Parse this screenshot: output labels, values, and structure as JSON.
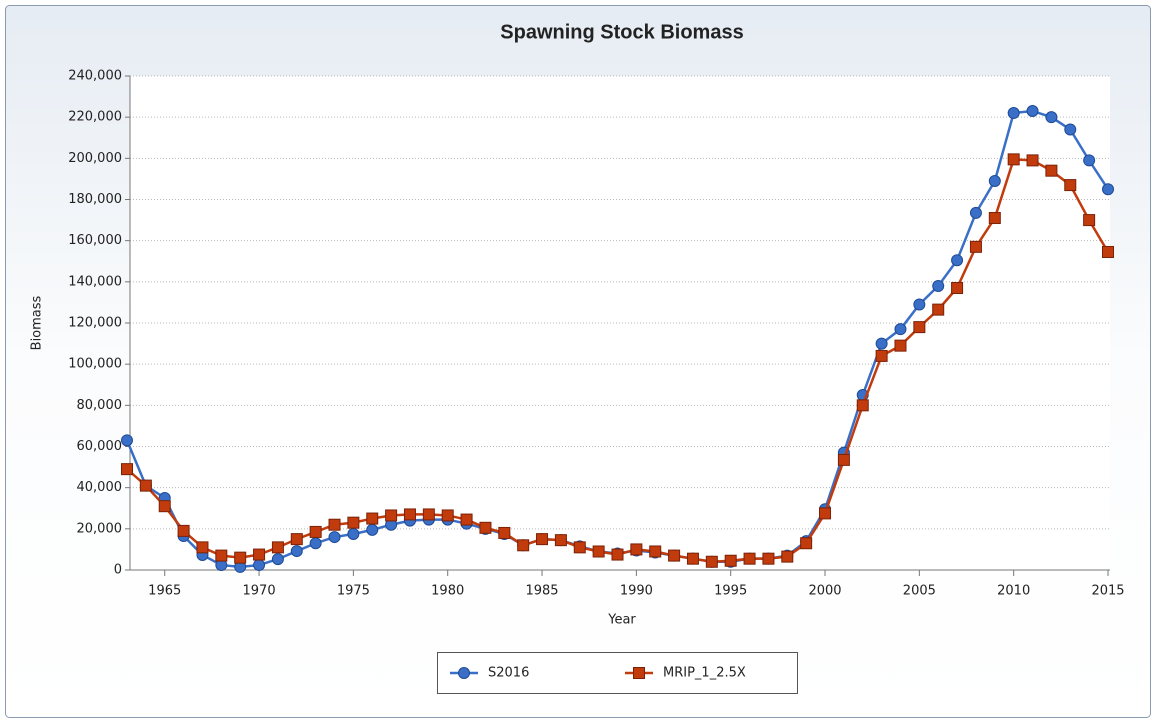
{
  "chart_data": {
    "type": "line",
    "title": "Spawning Stock Biomass",
    "x_label": "Year",
    "y_label": "Biomass",
    "x": [
      1963,
      1964,
      1965,
      1966,
      1967,
      1968,
      1969,
      1970,
      1971,
      1972,
      1973,
      1974,
      1975,
      1976,
      1977,
      1978,
      1979,
      1980,
      1981,
      1982,
      1983,
      1984,
      1985,
      1986,
      1987,
      1988,
      1989,
      1990,
      1991,
      1992,
      1993,
      1994,
      1995,
      1996,
      1997,
      1998,
      1999,
      2000,
      2001,
      2002,
      2003,
      2004,
      2005,
      2006,
      2007,
      2008,
      2009,
      2010,
      2011,
      2012,
      2013,
      2014,
      2015
    ],
    "series": [
      {
        "name": "S2016",
        "color": "#3a6fc8",
        "marker": "circle",
        "values": [
          63000,
          41000,
          35000,
          16500,
          7300,
          2400,
          1500,
          2400,
          5300,
          9200,
          13000,
          16000,
          17500,
          19500,
          22000,
          24000,
          24500,
          24500,
          22500,
          20000,
          17500,
          12000,
          15000,
          14500,
          11500,
          9000,
          8000,
          9500,
          8500,
          7000,
          5500,
          4000,
          4000,
          5500,
          5500,
          7000,
          14000,
          29500,
          57000,
          85000,
          110000,
          117000,
          129000,
          138000,
          150500,
          173500,
          189000,
          222000,
          223000,
          220000,
          214000,
          199000,
          185000
        ]
      },
      {
        "name": "MRIP_1_2.5X",
        "color": "#c23b0c",
        "marker": "square",
        "values": [
          49000,
          41000,
          31000,
          19000,
          11000,
          7000,
          6000,
          7500,
          11000,
          15000,
          18500,
          22000,
          23000,
          25000,
          26500,
          27000,
          27000,
          26500,
          24500,
          20500,
          18000,
          12000,
          15000,
          14500,
          11000,
          9000,
          7500,
          10000,
          9000,
          7000,
          5500,
          4000,
          4500,
          5500,
          5500,
          6500,
          13000,
          27500,
          53500,
          80000,
          104000,
          109000,
          118000,
          126500,
          137000,
          157000,
          171000,
          199500,
          199000,
          194000,
          187000,
          170000,
          154500
        ]
      }
    ],
    "xlim": [
      1963,
      2015
    ],
    "xticks": [
      1965,
      1970,
      1975,
      1980,
      1985,
      1990,
      1995,
      2000,
      2005,
      2010,
      2015
    ],
    "ylim": [
      0,
      240000
    ],
    "yticks": [
      0,
      {
        "value": 20000,
        "label": "20,000"
      },
      {
        "value": 40000,
        "label": "40,000"
      },
      {
        "value": 60000,
        "label": "60,000"
      },
      {
        "value": 80000,
        "label": "80,000"
      },
      {
        "value": 100000,
        "label": "100,000"
      },
      {
        "value": 120000,
        "label": "120,000"
      },
      {
        "value": 140000,
        "label": "140,000"
      },
      {
        "value": 160000,
        "label": "160,000"
      },
      {
        "value": 180000,
        "label": "180,000"
      },
      {
        "value": 200000,
        "label": "200,000"
      },
      {
        "value": 220000,
        "label": "220,000"
      },
      {
        "value": 240000,
        "label": "240,000"
      }
    ],
    "grid": true,
    "legend": "bottom"
  }
}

## PROBLEM DESCRIPTION:
Pictures in the records above are left out; print everything else exactly as written.

## OUTPUT FOR THIS EXERCISE:
Parse this screenshot: output labels, values, and structure as JSON.
{
  "chart_data": {
    "type": "line",
    "title": "Spawning Stock Biomass",
    "x_label": "Year",
    "y_label": "Biomass",
    "x": [
      1963,
      1964,
      1965,
      1966,
      1967,
      1968,
      1969,
      1970,
      1971,
      1972,
      1973,
      1974,
      1975,
      1976,
      1977,
      1978,
      1979,
      1980,
      1981,
      1982,
      1983,
      1984,
      1985,
      1986,
      1987,
      1988,
      1989,
      1990,
      1991,
      1992,
      1993,
      1994,
      1995,
      1996,
      1997,
      1998,
      1999,
      2000,
      2001,
      2002,
      2003,
      2004,
      2005,
      2006,
      2007,
      2008,
      2009,
      2010,
      2011,
      2012,
      2013,
      2014,
      2015
    ],
    "series": [
      {
        "name": "S2016",
        "color": "#3a6fc8",
        "marker": "circle",
        "values": [
          63000,
          41000,
          35000,
          16500,
          7300,
          2400,
          1500,
          2400,
          5300,
          9200,
          13000,
          16000,
          17500,
          19500,
          22000,
          24000,
          24500,
          24500,
          22500,
          20000,
          17500,
          12000,
          15000,
          14500,
          11500,
          9000,
          8000,
          9500,
          8500,
          7000,
          5500,
          4000,
          4000,
          5500,
          5500,
          7000,
          14000,
          29500,
          57000,
          85000,
          110000,
          117000,
          129000,
          138000,
          150500,
          173500,
          189000,
          222000,
          223000,
          220000,
          214000,
          199000,
          185000
        ]
      },
      {
        "name": "MRIP_1_2.5X",
        "color": "#c23b0c",
        "marker": "square",
        "values": [
          49000,
          41000,
          31000,
          19000,
          11000,
          7000,
          6000,
          7500,
          11000,
          15000,
          18500,
          22000,
          23000,
          25000,
          26500,
          27000,
          27000,
          26500,
          24500,
          20500,
          18000,
          12000,
          15000,
          14500,
          11000,
          9000,
          7500,
          10000,
          9000,
          7000,
          5500,
          4000,
          4500,
          5500,
          5500,
          6500,
          13000,
          27500,
          53500,
          80000,
          104000,
          109000,
          118000,
          126500,
          137000,
          157000,
          171000,
          199500,
          199000,
          194000,
          187000,
          170000,
          154500
        ]
      }
    ],
    "xlim": [
      1963,
      2015
    ],
    "xticks": [
      1965,
      1970,
      1975,
      1980,
      1985,
      1990,
      1995,
      2000,
      2005,
      2010,
      2015
    ],
    "ylim": [
      0,
      240000
    ],
    "yticks": [
      0,
      {
        "value": 20000,
        "label": "20,000"
      },
      {
        "value": 40000,
        "label": "40,000"
      },
      {
        "value": 60000,
        "label": "60,000"
      },
      {
        "value": 80000,
        "label": "80,000"
      },
      {
        "value": 100000,
        "label": "100,000"
      },
      {
        "value": 120000,
        "label": "120,000"
      },
      {
        "value": 140000,
        "label": "140,000"
      },
      {
        "value": 160000,
        "label": "160,000"
      },
      {
        "value": 180000,
        "label": "180,000"
      },
      {
        "value": 200000,
        "label": "200,000"
      },
      {
        "value": 220000,
        "label": "220,000"
      },
      {
        "value": 240000,
        "label": "240,000"
      }
    ],
    "grid": true,
    "legend": "bottom"
  }
}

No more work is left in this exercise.